◆ Exercise instructions ◆
Wherever the word "right" appears in the entries, copy the whole line.

Rows from a figure dataset:
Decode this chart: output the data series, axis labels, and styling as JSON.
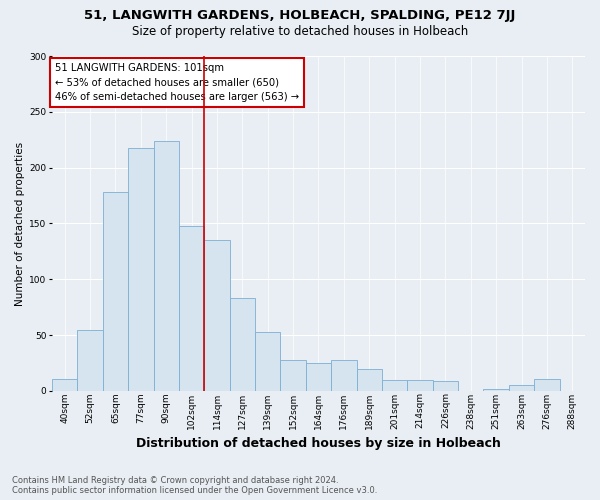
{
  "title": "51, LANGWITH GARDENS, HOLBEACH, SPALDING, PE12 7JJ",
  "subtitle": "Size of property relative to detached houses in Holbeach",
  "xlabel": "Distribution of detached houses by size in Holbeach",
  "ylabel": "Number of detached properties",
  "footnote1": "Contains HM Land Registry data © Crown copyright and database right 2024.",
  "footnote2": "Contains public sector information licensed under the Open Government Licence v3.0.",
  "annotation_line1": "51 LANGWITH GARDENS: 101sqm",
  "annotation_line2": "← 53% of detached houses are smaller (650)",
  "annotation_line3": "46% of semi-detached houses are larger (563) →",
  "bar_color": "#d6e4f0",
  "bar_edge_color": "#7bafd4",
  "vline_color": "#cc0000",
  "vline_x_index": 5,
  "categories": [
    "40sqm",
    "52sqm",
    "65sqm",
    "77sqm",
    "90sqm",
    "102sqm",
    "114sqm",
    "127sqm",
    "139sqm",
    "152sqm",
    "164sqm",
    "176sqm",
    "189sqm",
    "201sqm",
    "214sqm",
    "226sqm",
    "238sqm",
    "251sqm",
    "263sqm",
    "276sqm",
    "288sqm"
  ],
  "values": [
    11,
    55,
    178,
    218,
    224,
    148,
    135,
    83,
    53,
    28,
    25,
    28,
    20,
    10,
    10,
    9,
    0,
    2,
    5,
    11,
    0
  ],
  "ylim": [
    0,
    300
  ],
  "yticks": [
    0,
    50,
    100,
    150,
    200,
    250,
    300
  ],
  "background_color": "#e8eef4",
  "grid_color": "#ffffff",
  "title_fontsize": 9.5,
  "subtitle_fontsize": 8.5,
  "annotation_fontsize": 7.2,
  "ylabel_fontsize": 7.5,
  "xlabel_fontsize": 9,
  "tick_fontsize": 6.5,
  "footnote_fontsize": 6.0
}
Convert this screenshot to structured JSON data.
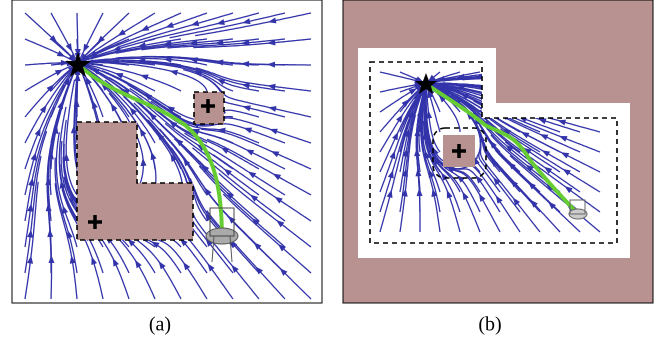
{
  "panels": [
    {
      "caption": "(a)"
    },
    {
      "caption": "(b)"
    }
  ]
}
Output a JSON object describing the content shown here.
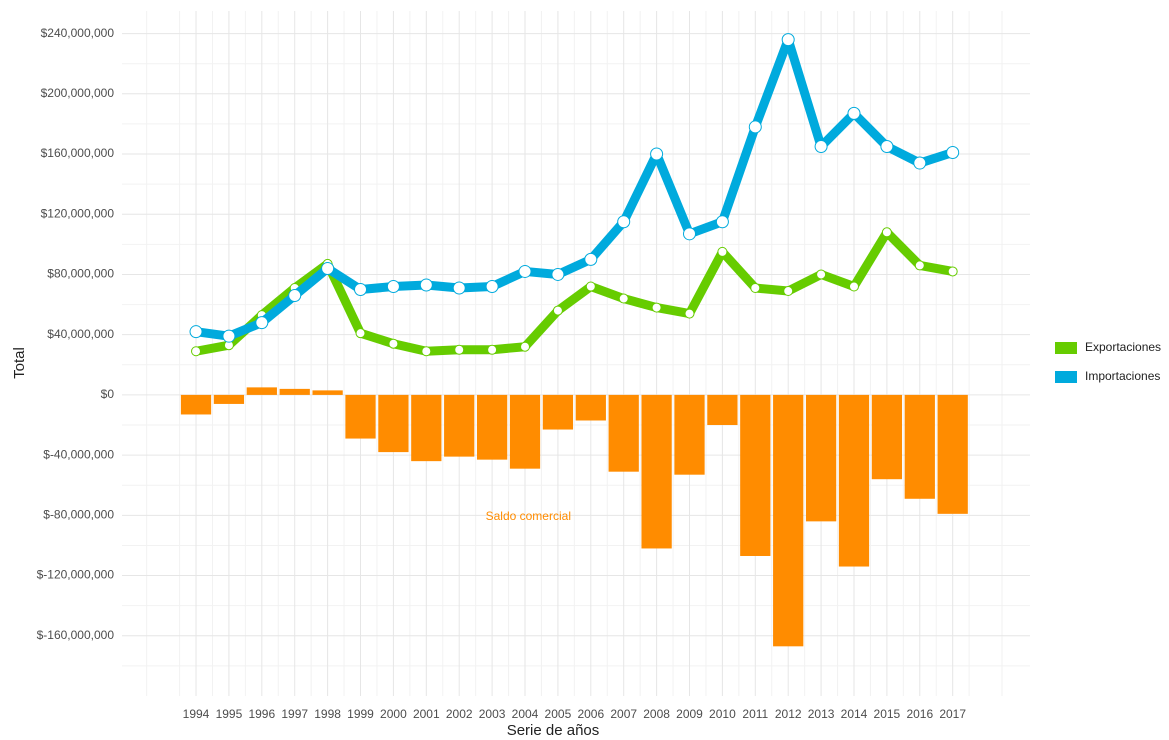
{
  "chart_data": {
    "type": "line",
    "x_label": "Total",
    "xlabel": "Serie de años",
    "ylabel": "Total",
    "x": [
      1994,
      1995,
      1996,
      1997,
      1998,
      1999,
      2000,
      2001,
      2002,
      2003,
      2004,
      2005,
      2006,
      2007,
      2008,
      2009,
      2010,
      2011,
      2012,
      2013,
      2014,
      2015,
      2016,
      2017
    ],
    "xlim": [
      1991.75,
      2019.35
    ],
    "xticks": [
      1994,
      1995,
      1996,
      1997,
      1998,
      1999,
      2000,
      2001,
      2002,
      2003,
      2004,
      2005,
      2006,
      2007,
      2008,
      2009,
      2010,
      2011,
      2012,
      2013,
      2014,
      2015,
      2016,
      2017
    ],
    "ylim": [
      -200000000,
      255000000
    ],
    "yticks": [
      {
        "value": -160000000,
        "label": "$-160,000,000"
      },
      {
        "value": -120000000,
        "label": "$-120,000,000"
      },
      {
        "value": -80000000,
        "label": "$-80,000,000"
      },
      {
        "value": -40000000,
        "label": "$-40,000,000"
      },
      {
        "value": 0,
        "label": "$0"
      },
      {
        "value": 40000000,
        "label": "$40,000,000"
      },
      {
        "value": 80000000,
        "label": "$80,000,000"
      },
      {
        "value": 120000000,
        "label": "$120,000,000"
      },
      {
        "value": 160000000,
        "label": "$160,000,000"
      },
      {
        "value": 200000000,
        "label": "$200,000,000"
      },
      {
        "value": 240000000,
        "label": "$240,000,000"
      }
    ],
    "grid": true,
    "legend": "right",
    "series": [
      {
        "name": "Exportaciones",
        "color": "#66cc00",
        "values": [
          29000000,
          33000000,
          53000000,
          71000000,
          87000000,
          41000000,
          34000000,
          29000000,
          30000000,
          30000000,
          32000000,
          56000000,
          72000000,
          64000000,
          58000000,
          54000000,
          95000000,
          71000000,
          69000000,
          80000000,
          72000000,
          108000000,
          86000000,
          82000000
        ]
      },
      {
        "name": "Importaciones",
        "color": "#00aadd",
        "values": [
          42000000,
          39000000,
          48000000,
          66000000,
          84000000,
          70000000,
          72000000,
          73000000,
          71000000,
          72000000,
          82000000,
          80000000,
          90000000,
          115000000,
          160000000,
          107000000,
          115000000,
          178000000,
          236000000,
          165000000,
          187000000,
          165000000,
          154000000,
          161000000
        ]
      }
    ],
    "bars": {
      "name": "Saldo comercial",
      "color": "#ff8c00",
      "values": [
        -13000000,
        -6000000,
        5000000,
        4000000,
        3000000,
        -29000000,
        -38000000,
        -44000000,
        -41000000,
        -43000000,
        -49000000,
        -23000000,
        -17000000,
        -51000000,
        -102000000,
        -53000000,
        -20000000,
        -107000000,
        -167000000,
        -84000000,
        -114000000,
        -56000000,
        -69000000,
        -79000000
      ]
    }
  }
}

---

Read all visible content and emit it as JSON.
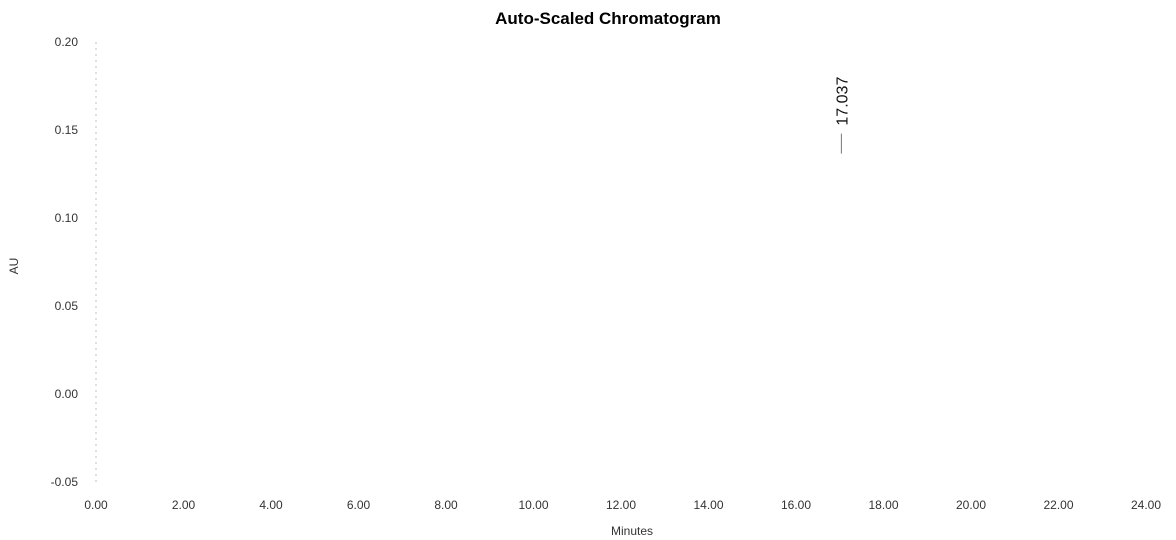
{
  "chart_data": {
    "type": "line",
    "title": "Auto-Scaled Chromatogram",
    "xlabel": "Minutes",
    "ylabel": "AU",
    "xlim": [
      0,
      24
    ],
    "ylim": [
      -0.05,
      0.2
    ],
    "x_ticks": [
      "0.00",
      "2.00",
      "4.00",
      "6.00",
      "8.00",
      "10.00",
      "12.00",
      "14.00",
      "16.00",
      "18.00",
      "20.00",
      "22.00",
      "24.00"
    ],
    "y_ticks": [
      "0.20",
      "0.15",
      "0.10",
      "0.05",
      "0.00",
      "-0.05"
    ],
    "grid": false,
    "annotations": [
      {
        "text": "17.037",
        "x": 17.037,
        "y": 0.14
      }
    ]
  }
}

◆ Response to this exercise ◆
  "footnote1": "Contains HM Land Registry data © Crown copyright and database right 2024.",
    "legend": "right",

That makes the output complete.